* WRITTEN TASK
Without the pictures, return all of the material exactly as written.
--- start ---
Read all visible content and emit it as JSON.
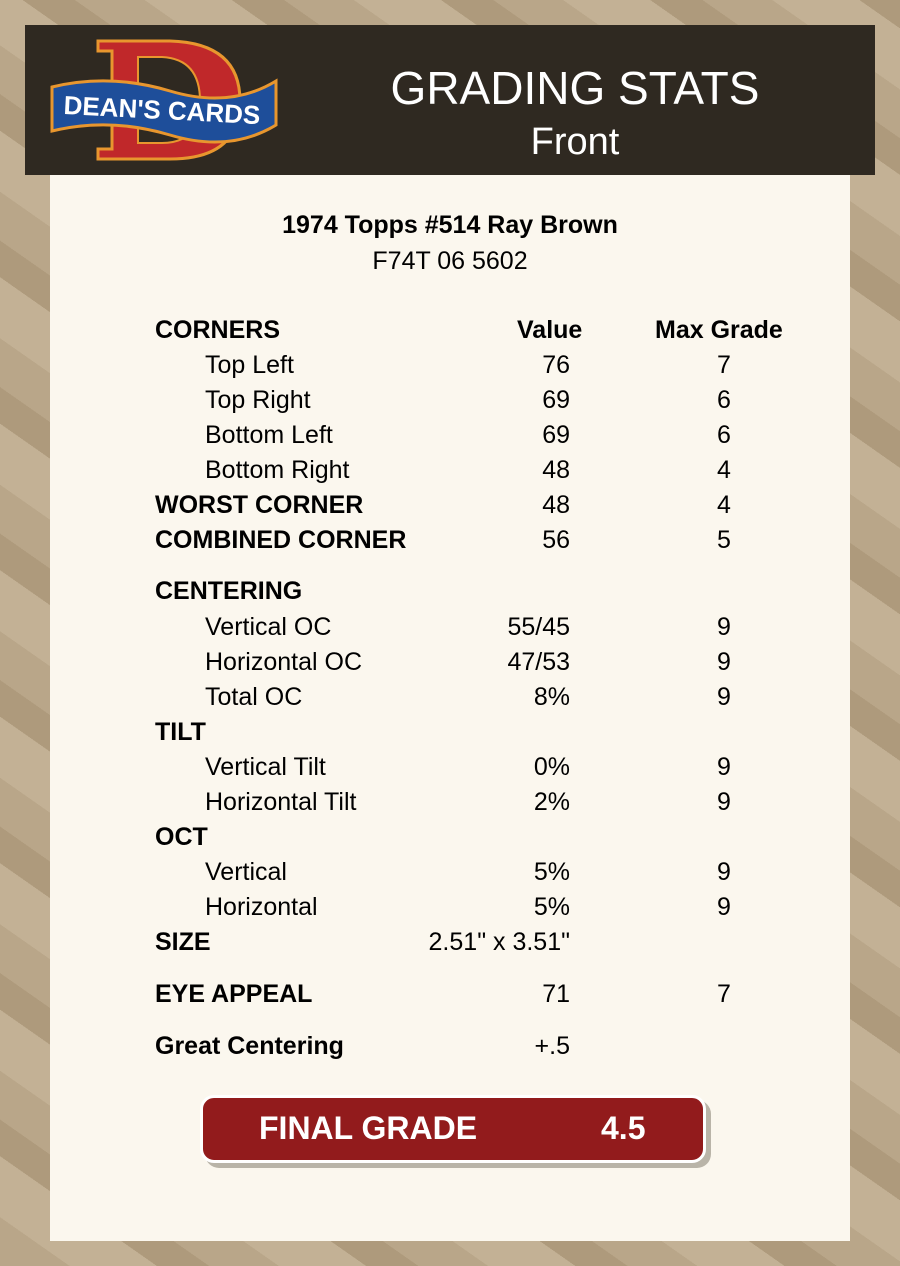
{
  "header": {
    "logo_text": "DEAN'S CARDS",
    "title": "GRADING STATS",
    "subtitle": "Front"
  },
  "card": {
    "name": "1974 Topps #514 Ray Brown",
    "cert": "F74T 06 5602"
  },
  "columns": {
    "value": "Value",
    "max": "Max Grade"
  },
  "rows": [
    {
      "label": "CORNERS",
      "bold": true,
      "header": true
    },
    {
      "label": "Top Left",
      "value": "76",
      "max": "7"
    },
    {
      "label": "Top Right",
      "value": "69",
      "max": "6"
    },
    {
      "label": "Bottom Left",
      "value": "69",
      "max": "6"
    },
    {
      "label": "Bottom Right",
      "value": "48",
      "max": "4"
    },
    {
      "label": "WORST CORNER",
      "bold": true,
      "value": "48",
      "max": "4"
    },
    {
      "label": "COMBINED CORNER",
      "bold": true,
      "value": "56",
      "max": "5"
    },
    {
      "label": "CENTERING",
      "bold": true
    },
    {
      "label": "Vertical OC",
      "value": "55/45",
      "max": "9"
    },
    {
      "label": "Horizontal OC",
      "value": "47/53",
      "max": "9"
    },
    {
      "label": "Total OC",
      "value": "8%",
      "max": "9"
    },
    {
      "label": "TILT",
      "bold": true
    },
    {
      "label": "Vertical Tilt",
      "value": "0%",
      "max": "9"
    },
    {
      "label": "Horizontal Tilt",
      "value": "2%",
      "max": "9"
    },
    {
      "label": "OCT",
      "bold": true
    },
    {
      "label": "Vertical",
      "value": "5%",
      "max": "9"
    },
    {
      "label": "Horizontal",
      "value": "5%",
      "max": "9"
    },
    {
      "label": "SIZE",
      "bold": true,
      "value": "2.51\" x 3.51\""
    },
    {
      "label": "EYE APPEAL",
      "bold": true,
      "value": "71",
      "max": "7"
    },
    {
      "label": "Great Centering",
      "bold": true,
      "value": "+.5"
    }
  ],
  "final": {
    "label": "FINAL GRADE",
    "value": "4.5"
  },
  "colors": {
    "header_bg": "#2f2921",
    "card_bg": "#fbf7ee",
    "final_bg": "#921b1c"
  }
}
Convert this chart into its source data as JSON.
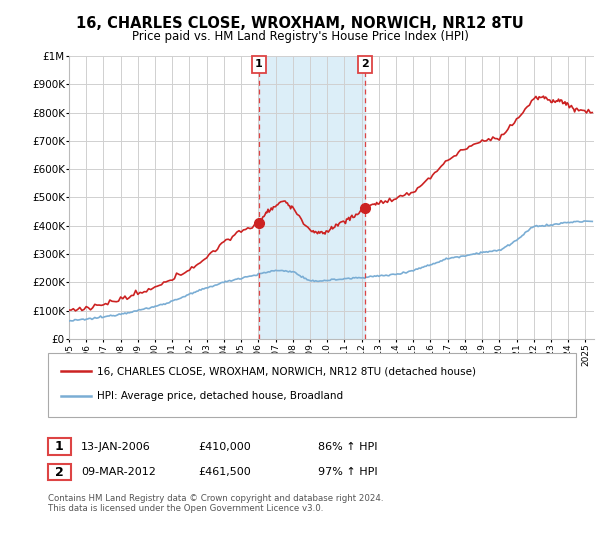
{
  "title": "16, CHARLES CLOSE, WROXHAM, NORWICH, NR12 8TU",
  "subtitle": "Price paid vs. HM Land Registry's House Price Index (HPI)",
  "legend_line1": "16, CHARLES CLOSE, WROXHAM, NORWICH, NR12 8TU (detached house)",
  "legend_line2": "HPI: Average price, detached house, Broadland",
  "footnote": "Contains HM Land Registry data © Crown copyright and database right 2024.\nThis data is licensed under the Open Government Licence v3.0.",
  "transaction1_label": "1",
  "transaction1_date": "13-JAN-2006",
  "transaction1_price": "£410,000",
  "transaction1_hpi": "86% ↑ HPI",
  "transaction1_year": 2006,
  "transaction1_day_of_year": 13,
  "transaction1_value": 410000,
  "transaction2_label": "2",
  "transaction2_date": "09-MAR-2012",
  "transaction2_price": "£461,500",
  "transaction2_hpi": "97% ↑ HPI",
  "transaction2_year": 2012,
  "transaction2_day_of_year": 68,
  "transaction2_value": 461500,
  "hpi_color": "#7aadd4",
  "price_color": "#cc2222",
  "shaded_color": "#dceef8",
  "vline_color": "#dd4444",
  "background_color": "#ffffff",
  "grid_color": "#d0d0d0",
  "ylim": [
    0,
    1000000
  ],
  "ytick_vals": [
    0,
    100000,
    200000,
    300000,
    400000,
    500000,
    600000,
    700000,
    800000,
    900000,
    1000000
  ],
  "ytick_labels": [
    "£0",
    "£100K",
    "£200K",
    "£300K",
    "£400K",
    "£500K",
    "£600K",
    "£700K",
    "£800K",
    "£900K",
    "£1M"
  ],
  "xlim_start": 1995.0,
  "xlim_end": 2025.5,
  "xtick_start": 1995,
  "xtick_end": 2025
}
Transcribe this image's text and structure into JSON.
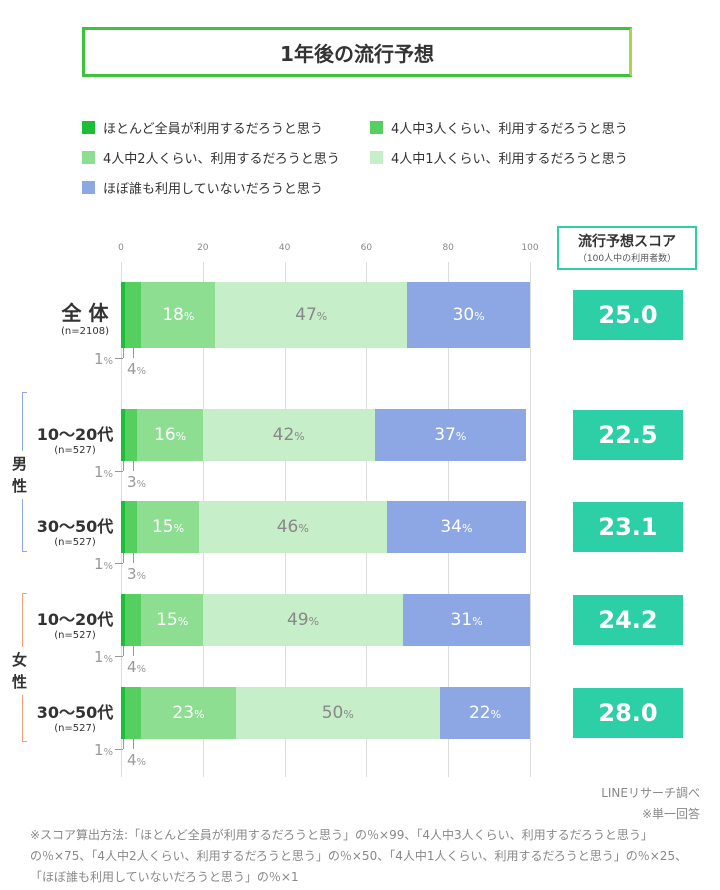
--- end ---
* THE RESULT
Read all visible content and emit it as JSON.
{
  "header": {
    "logo_text": "DEAN'S CARDS",
    "title": "GRADING STATS",
    "subtitle": "Front"
  },
  "card": {
    "name": "1974 Topps #514 Ray Brown",
    "cert": "F74T 06 5602"
  },
  "columns": {
    "value": "Value",
    "max": "Max Grade"
  },
  "rows": [
    {
      "label": "CORNERS",
      "bold": true,
      "header": true
    },
    {
      "label": "Top Left",
      "value": "76",
      "max": "7"
    },
    {
      "label": "Top Right",
      "value": "69",
      "max": "6"
    },
    {
      "label": "Bottom Left",
      "value": "69",
      "max": "6"
    },
    {
      "label": "Bottom Right",
      "value": "48",
      "max": "4"
    },
    {
      "label": "WORST CORNER",
      "bold": true,
      "value": "48",
      "max": "4"
    },
    {
      "label": "COMBINED CORNER",
      "bold": true,
      "value": "56",
      "max": "5"
    },
    {
      "label": "CENTERING",
      "bold": true
    },
    {
      "label": "Vertical OC",
      "value": "55/45",
      "max": "9"
    },
    {
      "label": "Horizontal OC",
      "value": "47/53",
      "max": "9"
    },
    {
      "label": "Total OC",
      "value": "8%",
      "max": "9"
    },
    {
      "label": "TILT",
      "bold": true
    },
    {
      "label": "Vertical Tilt",
      "value": "0%",
      "max": "9"
    },
    {
      "label": "Horizontal Tilt",
      "value": "2%",
      "max": "9"
    },
    {
      "label": "OCT",
      "bold": true
    },
    {
      "label": "Vertical",
      "value": "5%",
      "max": "9"
    },
    {
      "label": "Horizontal",
      "value": "5%",
      "max": "9"
    },
    {
      "label": "SIZE",
      "bold": true,
      "value": "2.51\" x 3.51\""
    },
    {
      "label": "EYE APPEAL",
      "bold": true,
      "value": "71",
      "max": "7"
    },
    {
      "label": "Great Centering",
      "bold": true,
      "value": "+.5"
    }
  ],
  "final": {
    "label": "FINAL GRADE",
    "value": "4.5"
  },
  "colors": {
    "header_bg": "#2f2921",
    "card_bg": "#fbf7ee",
    "final_bg": "#921b1c"
  }
}
Convert this chart into its source data as JSON.
{
  "title": "16, CHARLES CLOSE, WROXHAM, NORWICH, NR12 8TU",
  "subtitle": "Price paid vs. HM Land Registry's House Price Index (HPI)",
  "legend_line1": "16, CHARLES CLOSE, WROXHAM, NORWICH, NR12 8TU (detached house)",
  "legend_line2": "HPI: Average price, detached house, Broadland",
  "footnote": "Contains HM Land Registry data © Crown copyright and database right 2024.\nThis data is licensed under the Open Government Licence v3.0.",
  "transaction1_label": "1",
  "transaction1_date": "13-JAN-2006",
  "transaction1_price": "£410,000",
  "transaction1_hpi": "86% ↑ HPI",
  "transaction1_year": 2006,
  "transaction1_day_of_year": 13,
  "transaction1_value": 410000,
  "transaction2_label": "2",
  "transaction2_date": "09-MAR-2012",
  "transaction2_price": "£461,500",
  "transaction2_hpi": "97% ↑ HPI",
  "transaction2_year": 2012,
  "transaction2_day_of_year": 68,
  "transaction2_value": 461500,
  "hpi_color": "#7aadd4",
  "price_color": "#cc2222",
  "shaded_color": "#dceef8",
  "vline_color": "#dd4444",
  "background_color": "#ffffff",
  "grid_color": "#d0d0d0",
  "ylim": [
    0,
    1000000
  ],
  "ytick_vals": [
    0,
    100000,
    200000,
    300000,
    400000,
    500000,
    600000,
    700000,
    800000,
    900000,
    1000000
  ],
  "ytick_labels": [
    "£0",
    "£100K",
    "£200K",
    "£300K",
    "£400K",
    "£500K",
    "£600K",
    "£700K",
    "£800K",
    "£900K",
    "£1M"
  ],
  "xlim_start": 1995.0,
  "xlim_end": 2025.5,
  "xtick_start": 1995,
  "xtick_end": 2025
}
Transcribe this image's text and structure into JSON.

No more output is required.